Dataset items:
>> start
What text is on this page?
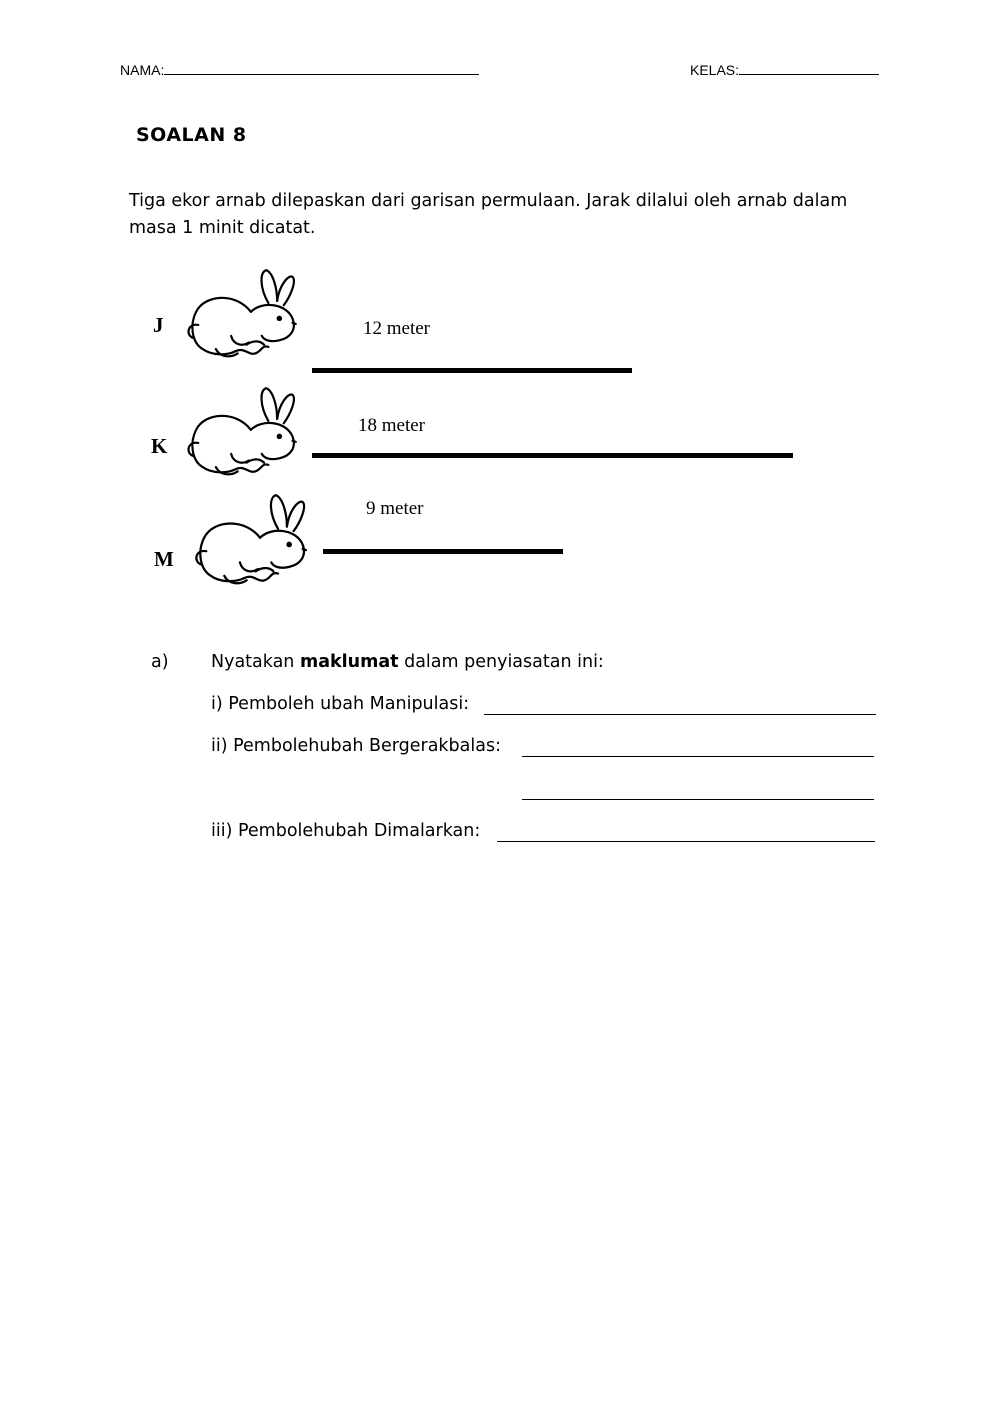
NAMA:	KELAS:
SOALAN 8
Tiga ekor arnab dilepaskan dari garisan permulaan. Jarak dilalui oleh arnab dalam
masa 1 minit dicatat.
J	12 meter
K
18 meter
M
9 meter
a) Nyatakan maklumat dalam penyiasatan ini:
i) Pemboleh ubah Manipulasi:
ii) Pembolehubah Bergerakbalas:
iii) Pembolehubah Dimalarkan:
>> end
▸ DIRECTION
Copy out all the data without changing anything, and drop the pictures.

▸ COMPLETE ANSWER
What text is on this page?
NAMA:	KELAS:
SOALAN 8
Tiga ekor arnab dilepaskan dari garisan permulaan. Jarak dilalui oleh arnab dalam
masa 1 minit dicatat.
J	12 meter
K
18 meter
M
9 meter
a) Nyatakan maklumat dalam penyiasatan ini:
i) Pemboleh ubah Manipulasi:
ii) Pembolehubah Bergerakbalas:
iii) Pembolehubah Dimalarkan:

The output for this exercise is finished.